_Exercise instructions_:
1) In the cambarysu passage, how far away could the drumming reportedly be heard?
2) Using the cambarysu passage, explain why some scholars doubted that the device existed and worked as described.
3) List every material that the cambarysu passage says was layered inside the cylinder beneath the narrow empty space.

_Source excerpt_:
○ ○ ○
The cambarysu was a drum which Jose Bach said he saw the Catuquinaru tribe of Brazil use, when he visited them in 1896–97, to communicate between villages.[1][2][3]

It consisted of a hollow palm-wood cylinder about 1 m deep and 40 cm in diameter, filled with a layer of fine sand at the bottom, then a layer of pieces of wood, pieces of bone, and pulverised mica, with a narrow empty space above it, capped by leather, then wood, and then rubber on top.[1][2][3] It was half buried in a hole in the ground, surrounded by pieces of wood, bone and other debris (covered at ground level with rubber), and resting on a bed of packed coarse sand.[1][2][3][4]

Bach reported that one was located in the house of the chief of each village, and that when the device was drummed, the vibrations (travelling through the earth) could be heard (only) on the devices in other villages, up to 1.5 km away.[1][2][3][5] In the late 1890s and early 1900s, several journals reported on the device,[5][6] although some scholars expressed scepticism that it existed and functioned as described, as no other Europeans reported it.[3]

References[edit]

  1. ^ a b c d Enrico Hillyer Giglioli, Il "Cambarysú": telefono dei Catuquinarú dell'Amazzonia (1898)
○ ○ ○
_Extracted entries_:
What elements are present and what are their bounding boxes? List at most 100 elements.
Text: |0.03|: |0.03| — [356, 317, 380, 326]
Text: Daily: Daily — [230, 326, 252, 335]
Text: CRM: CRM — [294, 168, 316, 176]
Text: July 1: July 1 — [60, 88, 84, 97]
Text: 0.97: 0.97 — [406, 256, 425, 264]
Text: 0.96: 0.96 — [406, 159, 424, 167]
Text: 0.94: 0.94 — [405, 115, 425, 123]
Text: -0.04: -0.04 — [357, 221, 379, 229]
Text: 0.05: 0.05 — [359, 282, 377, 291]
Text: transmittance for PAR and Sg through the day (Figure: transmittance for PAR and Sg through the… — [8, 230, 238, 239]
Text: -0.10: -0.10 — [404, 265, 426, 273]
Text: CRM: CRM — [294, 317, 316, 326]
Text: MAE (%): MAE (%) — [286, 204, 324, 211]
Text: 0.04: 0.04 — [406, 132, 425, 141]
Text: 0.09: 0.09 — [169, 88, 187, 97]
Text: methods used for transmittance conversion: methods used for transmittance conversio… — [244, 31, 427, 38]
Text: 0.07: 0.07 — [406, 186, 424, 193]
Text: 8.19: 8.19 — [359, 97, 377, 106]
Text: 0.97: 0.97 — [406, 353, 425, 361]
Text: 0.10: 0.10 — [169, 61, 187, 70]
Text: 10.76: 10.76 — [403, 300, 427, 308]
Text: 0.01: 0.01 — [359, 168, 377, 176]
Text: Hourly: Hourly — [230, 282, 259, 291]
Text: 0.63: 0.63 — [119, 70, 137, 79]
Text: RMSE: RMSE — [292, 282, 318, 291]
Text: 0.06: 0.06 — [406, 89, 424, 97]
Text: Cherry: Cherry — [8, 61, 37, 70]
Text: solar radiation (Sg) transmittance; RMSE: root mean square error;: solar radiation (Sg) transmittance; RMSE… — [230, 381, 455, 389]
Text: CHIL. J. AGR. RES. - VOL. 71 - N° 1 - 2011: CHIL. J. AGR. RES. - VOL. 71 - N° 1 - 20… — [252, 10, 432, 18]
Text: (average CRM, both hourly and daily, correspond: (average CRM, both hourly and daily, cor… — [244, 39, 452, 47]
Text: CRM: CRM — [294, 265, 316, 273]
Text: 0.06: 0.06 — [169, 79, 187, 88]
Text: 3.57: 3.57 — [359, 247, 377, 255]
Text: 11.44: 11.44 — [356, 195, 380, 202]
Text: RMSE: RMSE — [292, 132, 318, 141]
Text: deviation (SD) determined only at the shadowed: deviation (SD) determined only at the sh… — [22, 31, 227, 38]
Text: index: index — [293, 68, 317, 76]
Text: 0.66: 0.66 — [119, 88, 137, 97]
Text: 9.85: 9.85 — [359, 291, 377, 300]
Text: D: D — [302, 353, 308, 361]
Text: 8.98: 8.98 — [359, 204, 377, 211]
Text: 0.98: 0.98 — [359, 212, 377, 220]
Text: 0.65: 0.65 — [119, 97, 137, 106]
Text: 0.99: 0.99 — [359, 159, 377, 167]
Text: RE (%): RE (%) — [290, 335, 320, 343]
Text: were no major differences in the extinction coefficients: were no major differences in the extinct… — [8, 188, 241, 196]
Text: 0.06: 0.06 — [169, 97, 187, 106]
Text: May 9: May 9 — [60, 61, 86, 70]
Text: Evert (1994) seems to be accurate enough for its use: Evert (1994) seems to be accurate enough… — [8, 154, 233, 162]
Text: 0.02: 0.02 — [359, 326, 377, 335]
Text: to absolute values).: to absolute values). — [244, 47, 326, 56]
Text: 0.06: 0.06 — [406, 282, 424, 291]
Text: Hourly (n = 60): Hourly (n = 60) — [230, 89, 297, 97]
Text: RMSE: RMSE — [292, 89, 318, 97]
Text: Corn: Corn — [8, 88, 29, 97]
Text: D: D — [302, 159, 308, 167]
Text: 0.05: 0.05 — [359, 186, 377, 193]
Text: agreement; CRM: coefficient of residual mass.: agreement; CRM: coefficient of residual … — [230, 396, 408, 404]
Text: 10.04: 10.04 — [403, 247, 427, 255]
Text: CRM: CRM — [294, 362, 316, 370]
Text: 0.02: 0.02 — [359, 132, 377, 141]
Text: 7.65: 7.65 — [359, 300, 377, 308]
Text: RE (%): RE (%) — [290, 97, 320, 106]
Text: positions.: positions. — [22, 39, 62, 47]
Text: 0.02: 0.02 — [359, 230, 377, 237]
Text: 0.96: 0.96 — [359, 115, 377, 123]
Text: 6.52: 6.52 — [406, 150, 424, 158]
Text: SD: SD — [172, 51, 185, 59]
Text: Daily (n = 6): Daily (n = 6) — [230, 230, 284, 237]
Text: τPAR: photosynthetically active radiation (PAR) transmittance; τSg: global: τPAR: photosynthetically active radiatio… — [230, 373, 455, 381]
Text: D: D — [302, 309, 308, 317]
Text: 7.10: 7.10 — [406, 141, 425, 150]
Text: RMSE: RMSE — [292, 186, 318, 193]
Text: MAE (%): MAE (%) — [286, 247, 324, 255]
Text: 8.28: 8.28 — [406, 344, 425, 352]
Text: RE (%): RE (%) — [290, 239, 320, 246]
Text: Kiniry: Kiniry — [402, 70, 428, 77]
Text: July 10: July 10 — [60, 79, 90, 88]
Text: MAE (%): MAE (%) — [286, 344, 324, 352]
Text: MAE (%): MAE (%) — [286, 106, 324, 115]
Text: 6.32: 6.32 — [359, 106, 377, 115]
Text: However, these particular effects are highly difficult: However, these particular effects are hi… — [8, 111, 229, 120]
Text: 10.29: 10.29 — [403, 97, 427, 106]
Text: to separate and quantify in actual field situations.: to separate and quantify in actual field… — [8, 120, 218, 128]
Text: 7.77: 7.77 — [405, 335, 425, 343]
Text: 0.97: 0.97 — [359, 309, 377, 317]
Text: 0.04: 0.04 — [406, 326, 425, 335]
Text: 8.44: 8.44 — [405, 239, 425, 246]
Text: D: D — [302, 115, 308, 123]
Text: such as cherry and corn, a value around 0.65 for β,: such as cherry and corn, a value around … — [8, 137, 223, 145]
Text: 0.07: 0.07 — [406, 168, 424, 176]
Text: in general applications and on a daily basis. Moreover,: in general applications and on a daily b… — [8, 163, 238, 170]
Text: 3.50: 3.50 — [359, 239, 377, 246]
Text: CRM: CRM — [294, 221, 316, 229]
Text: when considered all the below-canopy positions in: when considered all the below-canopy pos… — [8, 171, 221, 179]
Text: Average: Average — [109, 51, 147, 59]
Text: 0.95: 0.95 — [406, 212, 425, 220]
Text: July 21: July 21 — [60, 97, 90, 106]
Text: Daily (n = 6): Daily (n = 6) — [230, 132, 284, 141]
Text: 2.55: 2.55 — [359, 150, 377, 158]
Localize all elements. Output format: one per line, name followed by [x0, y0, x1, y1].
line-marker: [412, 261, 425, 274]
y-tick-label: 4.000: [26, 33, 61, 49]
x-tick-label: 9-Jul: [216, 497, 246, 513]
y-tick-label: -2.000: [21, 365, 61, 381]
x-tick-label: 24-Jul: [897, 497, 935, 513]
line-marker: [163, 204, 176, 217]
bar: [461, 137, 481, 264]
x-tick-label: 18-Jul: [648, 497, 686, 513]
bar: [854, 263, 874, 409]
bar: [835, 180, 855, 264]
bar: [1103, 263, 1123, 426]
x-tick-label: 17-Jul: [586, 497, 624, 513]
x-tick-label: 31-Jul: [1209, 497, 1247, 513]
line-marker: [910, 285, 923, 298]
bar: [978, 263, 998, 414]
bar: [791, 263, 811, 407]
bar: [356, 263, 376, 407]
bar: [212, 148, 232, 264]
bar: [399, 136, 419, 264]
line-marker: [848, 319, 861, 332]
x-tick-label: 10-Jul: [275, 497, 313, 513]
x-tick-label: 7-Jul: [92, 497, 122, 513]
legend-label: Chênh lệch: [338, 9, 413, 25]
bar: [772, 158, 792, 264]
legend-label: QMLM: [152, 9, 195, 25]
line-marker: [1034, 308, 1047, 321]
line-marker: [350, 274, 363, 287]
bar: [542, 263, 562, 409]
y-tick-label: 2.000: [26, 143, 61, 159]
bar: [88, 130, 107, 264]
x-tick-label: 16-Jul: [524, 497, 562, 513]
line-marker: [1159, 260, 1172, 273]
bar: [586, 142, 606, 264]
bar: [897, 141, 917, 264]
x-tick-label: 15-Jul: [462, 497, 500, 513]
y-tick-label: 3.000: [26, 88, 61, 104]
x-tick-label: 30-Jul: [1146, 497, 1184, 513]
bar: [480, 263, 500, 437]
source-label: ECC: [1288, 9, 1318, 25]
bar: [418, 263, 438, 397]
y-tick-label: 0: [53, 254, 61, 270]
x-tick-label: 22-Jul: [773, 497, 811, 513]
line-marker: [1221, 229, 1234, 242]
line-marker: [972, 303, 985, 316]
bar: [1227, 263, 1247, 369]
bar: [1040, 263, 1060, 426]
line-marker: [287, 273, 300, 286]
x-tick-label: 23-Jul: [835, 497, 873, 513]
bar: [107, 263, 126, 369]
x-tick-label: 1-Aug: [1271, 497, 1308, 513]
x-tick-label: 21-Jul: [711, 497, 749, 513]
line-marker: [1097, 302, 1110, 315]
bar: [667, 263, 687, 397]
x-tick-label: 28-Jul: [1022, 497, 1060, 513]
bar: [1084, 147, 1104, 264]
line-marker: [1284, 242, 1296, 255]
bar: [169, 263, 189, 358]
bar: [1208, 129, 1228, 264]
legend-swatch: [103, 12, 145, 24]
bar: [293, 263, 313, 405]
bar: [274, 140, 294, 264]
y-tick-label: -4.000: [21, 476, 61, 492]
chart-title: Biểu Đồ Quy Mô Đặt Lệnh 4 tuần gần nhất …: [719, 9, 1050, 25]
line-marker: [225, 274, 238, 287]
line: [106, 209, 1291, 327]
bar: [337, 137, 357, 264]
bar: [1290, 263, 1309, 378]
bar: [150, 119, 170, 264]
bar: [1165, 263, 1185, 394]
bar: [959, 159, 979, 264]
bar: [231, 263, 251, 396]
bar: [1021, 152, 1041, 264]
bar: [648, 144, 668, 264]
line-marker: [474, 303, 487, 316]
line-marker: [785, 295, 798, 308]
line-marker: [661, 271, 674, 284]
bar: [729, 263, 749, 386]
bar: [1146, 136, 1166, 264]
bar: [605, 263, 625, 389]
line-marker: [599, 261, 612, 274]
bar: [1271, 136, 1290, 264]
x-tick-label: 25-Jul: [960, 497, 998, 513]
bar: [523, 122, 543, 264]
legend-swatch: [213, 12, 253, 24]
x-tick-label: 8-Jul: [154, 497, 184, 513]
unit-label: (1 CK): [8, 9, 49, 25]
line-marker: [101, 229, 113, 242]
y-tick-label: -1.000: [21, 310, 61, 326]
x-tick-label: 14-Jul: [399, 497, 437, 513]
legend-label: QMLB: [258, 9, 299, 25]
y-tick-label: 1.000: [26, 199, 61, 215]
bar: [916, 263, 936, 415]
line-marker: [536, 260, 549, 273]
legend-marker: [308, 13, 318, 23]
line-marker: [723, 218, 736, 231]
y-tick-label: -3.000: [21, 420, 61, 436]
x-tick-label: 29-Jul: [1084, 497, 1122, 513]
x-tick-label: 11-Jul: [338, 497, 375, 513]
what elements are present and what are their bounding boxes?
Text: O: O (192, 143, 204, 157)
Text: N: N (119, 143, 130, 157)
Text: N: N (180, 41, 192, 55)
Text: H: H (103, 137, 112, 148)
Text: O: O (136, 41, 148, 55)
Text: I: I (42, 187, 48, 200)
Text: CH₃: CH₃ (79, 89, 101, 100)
○ ○ ○
_Responses to the exercise_:
1) Up to 1.5 km away, on the devices in other villages.

2) Some scholars were skeptical because no other Europeans reported the device. Jose Bach's account was therefore the only European report of it.

3)
- Fine sand
- Pieces of wood
- Pieces of bone
- Pulverized mica